» **PROBLEM**
Copy out every row below, switching each "x-tick-label" to "x-axis-label" and changing nothing else. Leave the pictures out of your answer.

[Element box records]
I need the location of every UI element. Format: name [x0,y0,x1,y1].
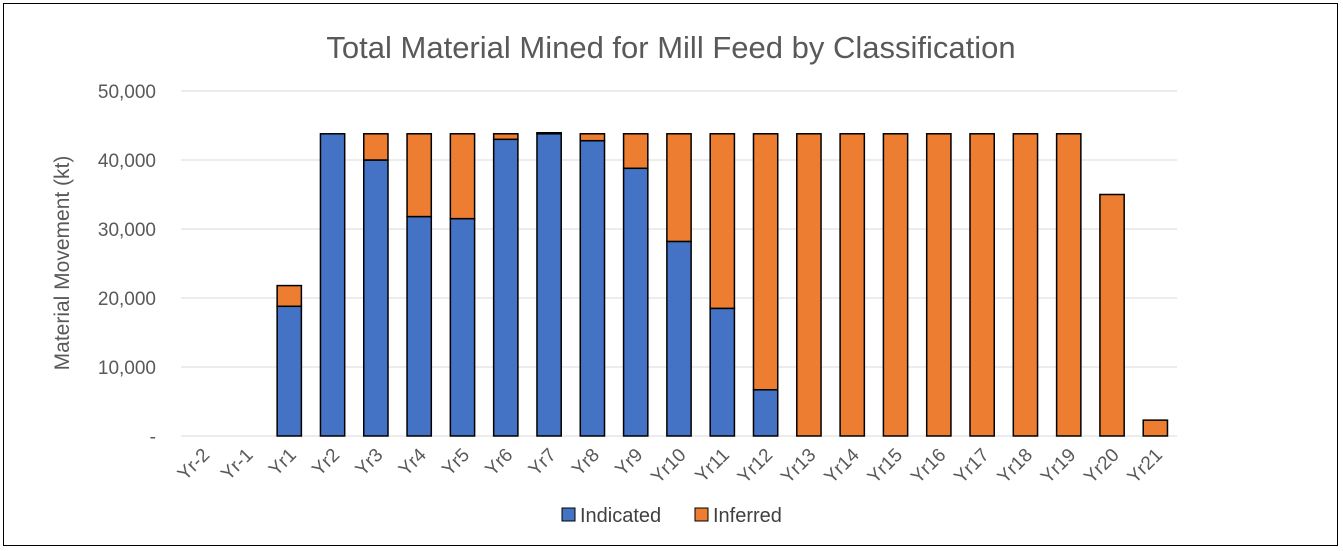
legend: Indicated Inferred [561,505,782,527]
bar-indicated-yr3 [362,159,389,437]
y-axis-label: Material Movement (kt) [51,156,74,371]
bar-indicated-yr8 [579,139,606,437]
chart-title: Total Material Mined for Mill Feed by Cl… [326,30,1015,65]
bar-inferred-yr1 [276,284,303,308]
x-tick-label: Yr5 [438,445,474,481]
bar-inferred-yr4 [406,133,433,218]
bar-inferred-yr13 [796,133,822,437]
bar-indicated-yr2 [319,133,346,437]
bar-indicated-yr11 [709,307,736,437]
x-tick-label: Yr7 [525,445,561,481]
x-tick-label: Yr16 [907,445,950,488]
bar-inferred-yr5 [449,133,476,220]
x-tick-label: Yr14 [821,444,865,488]
bar-inferred-yr6 [492,133,519,141]
y-axis-ticks: - 10,000 20,000 30,000 40,000 50,000 [98,82,156,448]
bar-indicated-yr9 [622,167,649,437]
x-tick-label: Yr15 [864,445,907,488]
bar-inferred-yr16 [925,133,952,437]
y-tick-label: 30,000 [98,220,156,241]
x-tick-label: Yr18 [994,445,1037,488]
x-tick-label: Yr19 [1037,445,1080,488]
y-tick-label: - [150,427,156,448]
y-tick-label: 40,000 [98,151,156,172]
x-tick-label: Yr21 [1124,445,1167,488]
x-tick-label: Yr4 [395,444,431,480]
x-tick-label: Yr-2 [174,445,214,485]
bar-inferred-yr19 [1055,133,1082,437]
legend-swatch-indicated [561,507,576,522]
x-tick-label: Yr11 [692,445,734,487]
bar-indicated-yr6 [492,138,519,437]
x-tick-label: Yr9 [611,445,647,481]
bar-inferred-yr3 [362,133,389,161]
bar-inferred-yr17 [969,133,996,437]
bar-indicated-yr4 [406,215,433,437]
x-tick-label: Yr13 [777,445,820,488]
bar-inferred-yr18 [1012,133,1039,437]
x-tick-label: Yr6 [482,445,518,481]
bar-inferred-yr11 [709,133,736,310]
x-tick-label: Yr1 [265,445,301,481]
x-tick-label: Yr12 [734,445,777,488]
x-tick-label: Yr20 [1080,445,1123,488]
x-tick-label: Yr10 [647,445,690,488]
x-tick-label: Yr-1 [217,445,257,485]
bar-inferred-yr14 [839,133,866,437]
y-tick-label: 20,000 [98,289,156,310]
bar-indicated-yr10 [666,240,692,437]
x-tick-label: Yr2 [308,445,344,481]
bar-inferred-yr15 [882,133,909,437]
bar-inferred-yr12 [752,133,779,391]
bar-inferred-yr8 [579,133,606,142]
x-tick-label: Yr17 [950,445,993,488]
bars [276,131,1169,437]
x-tick-label: Yr3 [352,445,388,481]
legend-label-inferred: Inferred [713,505,782,527]
bar-inferred-yr9 [622,133,649,170]
bar-indicated-yr7 [536,133,562,437]
bar-inferred-yr7 [536,131,562,135]
x-tick-label: Yr8 [568,445,604,481]
bar-indicated-yr1 [276,305,303,437]
y-tick-label: 10,000 [98,358,156,379]
y-tick-label: 50,000 [98,82,156,103]
bar-inferred-yr10 [666,133,692,243]
legend-swatch-inferred [694,507,709,522]
bar-inferred-yr21 [1142,419,1169,437]
bar-indicated-yr12 [752,389,779,437]
x-axis-ticks: Yr-2 Yr-1 Yr1 Yr2 Yr3 Yr4 Yr5 Yr6 Yr7 Yr8 Yr9 Yr10 Y… [174,444,1167,488]
bar-inferred-yr20 [1099,193,1125,437]
legend-label-indicated: Indicated [580,505,661,527]
bar-indicated-yr5 [449,217,476,437]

» **WRITTEN ANSWER**
I need the location of every UI element. Format: name [x0,y0,x1,y1].
legend: Indicated Inferred [561,505,782,527]
bar-indicated-yr3 [362,159,389,437]
y-axis-label: Material Movement (kt) [51,156,74,371]
bar-indicated-yr8 [579,139,606,437]
chart-title: Total Material Mined for Mill Feed by Cl… [326,30,1015,65]
bar-inferred-yr1 [276,284,303,308]
x-axis-label: Yr5 [438,445,474,481]
bar-inferred-yr4 [406,133,433,218]
bar-inferred-yr13 [796,133,822,437]
bar-indicated-yr2 [319,133,346,437]
bar-indicated-yr11 [709,307,736,437]
x-axis-label: Yr7 [525,445,561,481]
x-axis-label: Yr16 [907,445,950,488]
bar-inferred-yr5 [449,133,476,220]
x-axis-label: Yr14 [821,444,865,488]
bar-inferred-yr6 [492,133,519,141]
y-axis-ticks: - 10,000 20,000 30,000 40,000 50,000 [98,82,156,448]
bar-indicated-yr9 [622,167,649,437]
x-axis-label: Yr15 [864,445,907,488]
bar-inferred-yr16 [925,133,952,437]
y-tick-label: 30,000 [98,220,156,241]
x-axis-label: Yr18 [994,445,1037,488]
x-axis-label: Yr19 [1037,445,1080,488]
y-tick-label: - [150,427,156,448]
y-tick-label: 40,000 [98,151,156,172]
x-axis-label: Yr21 [1124,445,1167,488]
x-axis-label: Yr4 [395,444,431,480]
x-axis-label: Yr-2 [174,445,214,485]
bar-inferred-yr19 [1055,133,1082,437]
legend-swatch-indicated [561,507,576,522]
x-axis-label: Yr11 [692,445,734,487]
bar-indicated-yr6 [492,138,519,437]
x-axis-label: Yr9 [611,445,647,481]
bar-inferred-yr3 [362,133,389,161]
bar-inferred-yr17 [969,133,996,437]
bar-indicated-yr4 [406,215,433,437]
x-axis-label: Yr13 [777,445,820,488]
bar-inferred-yr18 [1012,133,1039,437]
x-axis-label: Yr6 [482,445,518,481]
bar-inferred-yr11 [709,133,736,310]
x-axis-label: Yr1 [265,445,301,481]
x-axis-label: Yr12 [734,445,777,488]
x-axis-label: Yr20 [1080,445,1123,488]
x-axis-label: Yr10 [647,445,690,488]
x-axis-label: Yr-1 [217,445,257,485]
bar-inferred-yr14 [839,133,866,437]
y-tick-label: 20,000 [98,289,156,310]
bar-indicated-yr10 [666,240,692,437]
x-axis-label: Yr2 [308,445,344,481]
bar-inferred-yr15 [882,133,909,437]
bar-inferred-yr12 [752,133,779,391]
bar-inferred-yr8 [579,133,606,142]
x-axis-label: Yr17 [950,445,993,488]
bars [276,131,1169,437]
x-axis-label: Yr3 [352,445,388,481]
legend-label-inferred: Inferred [713,505,782,527]
bar-inferred-yr9 [622,133,649,170]
bar-indicated-yr7 [536,133,562,437]
bar-inferred-yr7 [536,131,562,135]
x-axis-label: Yr8 [568,445,604,481]
bar-indicated-yr1 [276,305,303,437]
y-tick-label: 10,000 [98,358,156,379]
y-tick-label: 50,000 [98,82,156,103]
bar-inferred-yr10 [666,133,692,243]
legend-swatch-inferred [694,507,709,522]
bar-inferred-yr21 [1142,419,1169,437]
bar-indicated-yr12 [752,389,779,437]
x-axis-ticks: Yr-2 Yr-1 Yr1 Yr2 Yr3 Yr4 Yr5 Yr6 Yr7 Yr8 Yr9 Yr10 Y… [174,444,1167,488]
bar-inferred-yr20 [1099,193,1125,437]
legend-label-indicated: Indicated [580,505,661,527]
bar-indicated-yr5 [449,217,476,437]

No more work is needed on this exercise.